- [TO BE DONE] Can you rewrite every one of these lines as a Markdown table with the columns "Row" (its number) and "Line" (its text), leaving out any blank lines?

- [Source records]

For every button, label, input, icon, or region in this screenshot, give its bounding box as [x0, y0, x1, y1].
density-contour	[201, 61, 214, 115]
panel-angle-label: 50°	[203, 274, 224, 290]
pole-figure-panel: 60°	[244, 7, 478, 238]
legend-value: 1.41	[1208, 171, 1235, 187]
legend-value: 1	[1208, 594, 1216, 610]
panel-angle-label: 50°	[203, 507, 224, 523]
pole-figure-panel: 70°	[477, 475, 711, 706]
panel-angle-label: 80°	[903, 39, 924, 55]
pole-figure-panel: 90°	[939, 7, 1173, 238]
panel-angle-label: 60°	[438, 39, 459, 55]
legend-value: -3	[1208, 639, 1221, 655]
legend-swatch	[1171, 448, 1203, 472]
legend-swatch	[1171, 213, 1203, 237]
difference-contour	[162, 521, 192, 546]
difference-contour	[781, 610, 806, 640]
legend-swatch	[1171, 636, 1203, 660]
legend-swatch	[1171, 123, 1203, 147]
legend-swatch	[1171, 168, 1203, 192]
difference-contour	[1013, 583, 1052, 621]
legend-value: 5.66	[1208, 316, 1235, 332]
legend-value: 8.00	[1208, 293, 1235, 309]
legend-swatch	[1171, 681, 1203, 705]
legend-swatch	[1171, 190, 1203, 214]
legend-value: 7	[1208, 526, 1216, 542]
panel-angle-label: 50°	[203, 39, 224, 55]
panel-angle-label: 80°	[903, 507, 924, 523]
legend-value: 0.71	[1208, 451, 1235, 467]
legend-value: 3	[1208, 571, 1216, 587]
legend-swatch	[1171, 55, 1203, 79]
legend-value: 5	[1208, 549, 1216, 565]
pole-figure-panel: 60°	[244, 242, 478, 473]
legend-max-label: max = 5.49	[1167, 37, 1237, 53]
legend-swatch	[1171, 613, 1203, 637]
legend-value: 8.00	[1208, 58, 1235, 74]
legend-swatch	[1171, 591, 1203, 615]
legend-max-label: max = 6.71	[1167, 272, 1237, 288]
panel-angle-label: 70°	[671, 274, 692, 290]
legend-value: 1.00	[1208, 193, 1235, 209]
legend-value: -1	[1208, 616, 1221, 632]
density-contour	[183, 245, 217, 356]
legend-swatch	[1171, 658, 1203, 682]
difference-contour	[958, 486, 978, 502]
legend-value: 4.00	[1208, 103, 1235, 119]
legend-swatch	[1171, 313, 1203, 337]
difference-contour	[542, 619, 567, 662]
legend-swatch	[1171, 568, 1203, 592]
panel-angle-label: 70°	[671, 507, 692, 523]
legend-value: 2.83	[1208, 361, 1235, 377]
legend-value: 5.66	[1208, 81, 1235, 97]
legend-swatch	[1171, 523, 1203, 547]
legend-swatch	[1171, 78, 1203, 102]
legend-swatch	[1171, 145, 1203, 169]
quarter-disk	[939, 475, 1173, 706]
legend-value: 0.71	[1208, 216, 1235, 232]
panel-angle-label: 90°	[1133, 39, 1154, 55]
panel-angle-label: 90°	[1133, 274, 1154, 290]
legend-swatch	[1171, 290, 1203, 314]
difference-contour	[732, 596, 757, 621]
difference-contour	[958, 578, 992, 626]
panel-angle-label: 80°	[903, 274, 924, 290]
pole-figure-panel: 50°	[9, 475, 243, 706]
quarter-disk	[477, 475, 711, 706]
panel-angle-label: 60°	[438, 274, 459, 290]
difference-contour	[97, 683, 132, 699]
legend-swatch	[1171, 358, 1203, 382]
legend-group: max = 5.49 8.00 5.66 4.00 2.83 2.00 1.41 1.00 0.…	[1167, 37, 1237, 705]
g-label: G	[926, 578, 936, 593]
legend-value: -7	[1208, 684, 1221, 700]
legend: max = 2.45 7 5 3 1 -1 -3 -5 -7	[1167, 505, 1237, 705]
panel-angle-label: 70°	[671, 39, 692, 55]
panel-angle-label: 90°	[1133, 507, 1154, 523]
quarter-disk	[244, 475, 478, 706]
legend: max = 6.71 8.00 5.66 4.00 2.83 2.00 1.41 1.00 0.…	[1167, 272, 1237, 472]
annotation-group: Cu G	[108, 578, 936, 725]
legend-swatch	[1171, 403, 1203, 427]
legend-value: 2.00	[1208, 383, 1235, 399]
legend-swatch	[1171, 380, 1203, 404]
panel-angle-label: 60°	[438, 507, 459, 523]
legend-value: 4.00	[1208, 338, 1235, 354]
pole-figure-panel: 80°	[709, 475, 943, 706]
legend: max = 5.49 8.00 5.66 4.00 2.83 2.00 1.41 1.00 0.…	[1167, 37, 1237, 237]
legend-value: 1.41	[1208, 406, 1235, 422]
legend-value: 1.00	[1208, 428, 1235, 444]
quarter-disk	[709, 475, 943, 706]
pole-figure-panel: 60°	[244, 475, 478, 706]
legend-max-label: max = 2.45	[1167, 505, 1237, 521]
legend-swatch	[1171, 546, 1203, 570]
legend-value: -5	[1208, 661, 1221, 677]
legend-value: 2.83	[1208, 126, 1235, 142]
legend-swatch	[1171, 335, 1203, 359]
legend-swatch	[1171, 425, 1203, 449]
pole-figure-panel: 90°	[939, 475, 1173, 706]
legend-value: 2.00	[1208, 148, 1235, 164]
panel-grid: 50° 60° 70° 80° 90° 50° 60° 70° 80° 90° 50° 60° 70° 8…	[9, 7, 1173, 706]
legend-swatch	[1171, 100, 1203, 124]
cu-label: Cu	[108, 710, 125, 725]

- [FINAL RESULT]
| Row | Line |
|---|---|
| 1 | For every button, label, input, icon, or region in this screenshot, give its bounding box as [x0, y0, x1, y1]. |
| 2 | density-contour	[201, 61, 214, 115] |
| 3 | panel-angle-label: 50°	[203, 274, 224, 290] |
| 4 | pole-figure-panel: 60°	[244, 7, 478, 238] |
| 5 | legend-value: 1.41	[1208, 171, 1235, 187] |
| 6 | legend-value: 1	[1208, 594, 1216, 610] |
| 7 | panel-angle-label: 50°	[203, 507, 224, 523] |
| 8 | pole-figure-panel: 70°	[477, 475, 711, 706] |
| 9 | panel-angle-label: 80°	[903, 39, 924, 55] |
| 10 | pole-figure-panel: 90°	[939, 7, 1173, 238] |
| 11 | panel-angle-label: 60°	[438, 39, 459, 55] |
| 12 | legend-value: -3	[1208, 639, 1221, 655] |
| 13 | legend-swatch	[1171, 448, 1203, 472] |
| 14 | legend-swatch	[1171, 213, 1203, 237] |
| 15 | difference-contour	[162, 521, 192, 546] |
| 16 | difference-contour	[781, 610, 806, 640] |
| 17 | legend-swatch	[1171, 636, 1203, 660] |
| 18 | legend-swatch	[1171, 123, 1203, 147] |
| 19 | legend-swatch	[1171, 168, 1203, 192] |
| 20 | difference-contour	[1013, 583, 1052, 621] |
| 21 | legend-value: 5.66	[1208, 316, 1235, 332] |
| 22 | legend-value: 8.00	[1208, 293, 1235, 309] |
| 23 | legend-swatch	[1171, 681, 1203, 705] |
| 24 | legend-swatch	[1171, 190, 1203, 214] |
| 25 | legend-value: 7	[1208, 526, 1216, 542] |
| 26 | panel-angle-label: 50°	[203, 39, 224, 55] |
| 27 | panel-angle-label: 80°	[903, 507, 924, 523] |
| 28 | legend-value: 0.71	[1208, 451, 1235, 467] |
| 29 | legend-value: 3	[1208, 571, 1216, 587] |
| 30 | legend-swatch	[1171, 55, 1203, 79] |
| 31 | legend-value: 5	[1208, 549, 1216, 565] |
| 32 | pole-figure-panel: 60°	[244, 242, 478, 473] |
| 33 | legend-max-label: max = 5.49	[1167, 37, 1237, 53] |
| 34 | legend-swatch	[1171, 613, 1203, 637] |
| 35 | legend-value: 8.00	[1208, 58, 1235, 74] |
| 36 | legend-swatch	[1171, 591, 1203, 615] |
| 37 | legend-max-label: max = 6.71	[1167, 272, 1237, 288] |
| 38 | panel-angle-label: 70°	[671, 274, 692, 290] |
| 39 | legend-value: 1.00	[1208, 193, 1235, 209] |
| 40 | legend-value: -1	[1208, 616, 1221, 632] |
| 41 | density-contour	[183, 245, 217, 356] |
| 42 | legend-swatch	[1171, 658, 1203, 682] |
| 43 | difference-contour	[958, 486, 978, 502] |
| 44 | legend-value: 4.00	[1208, 103, 1235, 119] |
| 45 | legend-swatch	[1171, 313, 1203, 337] |
| 46 | difference-contour	[542, 619, 567, 662] |
| 47 | legend-swatch	[1171, 568, 1203, 592] |
| 48 | panel-angle-label: 70°	[671, 507, 692, 523] |
| 49 | legend-value: 2.83	[1208, 361, 1235, 377] |
| 50 | legend-value: 5.66	[1208, 81, 1235, 97] |
| 51 | legend-swatch	[1171, 523, 1203, 547] |
| 52 | legend-swatch	[1171, 78, 1203, 102] |
| 53 | legend-swatch	[1171, 145, 1203, 169] |
| 54 | quarter-disk	[939, 475, 1173, 706] |
| 55 | legend-value: 0.71	[1208, 216, 1235, 232] |
| 56 | panel-angle-label: 90°	[1133, 39, 1154, 55] |
| 57 | panel-angle-label: 90°	[1133, 274, 1154, 290] |
| 58 | legend-swatch	[1171, 290, 1203, 314] |
| 59 | difference-contour	[732, 596, 757, 621] |
| 60 | difference-contour	[958, 578, 992, 626] |
| 61 | panel-angle-label: 80°	[903, 274, 924, 290] |
| 62 | pole-figure-panel: 50°	[9, 475, 243, 706] |
| 63 | quarter-disk	[477, 475, 711, 706] |
| 64 | panel-angle-label: 60°	[438, 274, 459, 290] |
| 65 | difference-contour	[97, 683, 132, 699] |
| 66 | legend-swatch	[1171, 358, 1203, 382] |
| 67 | legend-group: max = 5.49 8.00 5.66 4.00 2.83 2.00 1.41 1.00 0.…	[1167, 37, 1237, 705] |
| 68 | g-label: G	[926, 578, 936, 593] |
| 69 | legend-value: -7	[1208, 684, 1221, 700] |
| 70 | legend: max = 2.45 7 5 3 1 -1 -3 -5 -7	[1167, 505, 1237, 705] |
| 71 | panel-angle-label: 70°	[671, 39, 692, 55] |
| 72 | panel-angle-label: 90°	[1133, 507, 1154, 523] |
| 73 | quarter-disk	[244, 475, 478, 706] |
| 74 | legend: max = 6.71 8.00 5.66 4.00 2.83 2.00 1.41 1.00 0.…	[1167, 272, 1237, 472] |
| 75 | annotation-group: Cu G	[108, 578, 936, 725] |
| 76 | legend-swatch	[1171, 403, 1203, 427] |
| 77 | legend-value: 2.00	[1208, 383, 1235, 399] |
| 78 | legend-swatch	[1171, 380, 1203, 404] |
| 79 | panel-angle-label: 60°	[438, 507, 459, 523] |
| 80 | legend-value: 4.00	[1208, 338, 1235, 354] |
| 81 | pole-figure-panel: 80°	[709, 475, 943, 706] |
| 82 | legend: max = 5.49 8.00 5.66 4.00 2.83 2.00 1.41 1.00 0.…	[1167, 37, 1237, 237] |
| 83 | legend-value: 1.41	[1208, 406, 1235, 422] |
| 84 | legend-value: 1.00	[1208, 428, 1235, 444] |
| 85 | quarter-disk	[709, 475, 943, 706] |
| 86 | pole-figure-panel: 60°	[244, 475, 478, 706] |
| 87 | legend-max-label: max = 2.45	[1167, 505, 1237, 521] |
| 88 | legend-swatch	[1171, 546, 1203, 570] |
| 89 | legend-value: -5	[1208, 661, 1221, 677] |
| 90 | legend-value: 2.83	[1208, 126, 1235, 142] |
| 91 | legend-swatch	[1171, 335, 1203, 359] |
| 92 | legend-swatch	[1171, 425, 1203, 449] |
| 93 | pole-figure-panel: 90°	[939, 475, 1173, 706] |
| 94 | legend-value: 2.00	[1208, 148, 1235, 164] |
| 95 | panel-grid: 50° 60° 70° 80° 90° 50° 60° 70° 80° 90° 50° 60° 70° 8…	[9, 7, 1173, 706] |
| 96 | legend-swatch	[1171, 100, 1203, 124] |
| 97 | cu-label: Cu	[108, 710, 125, 725] |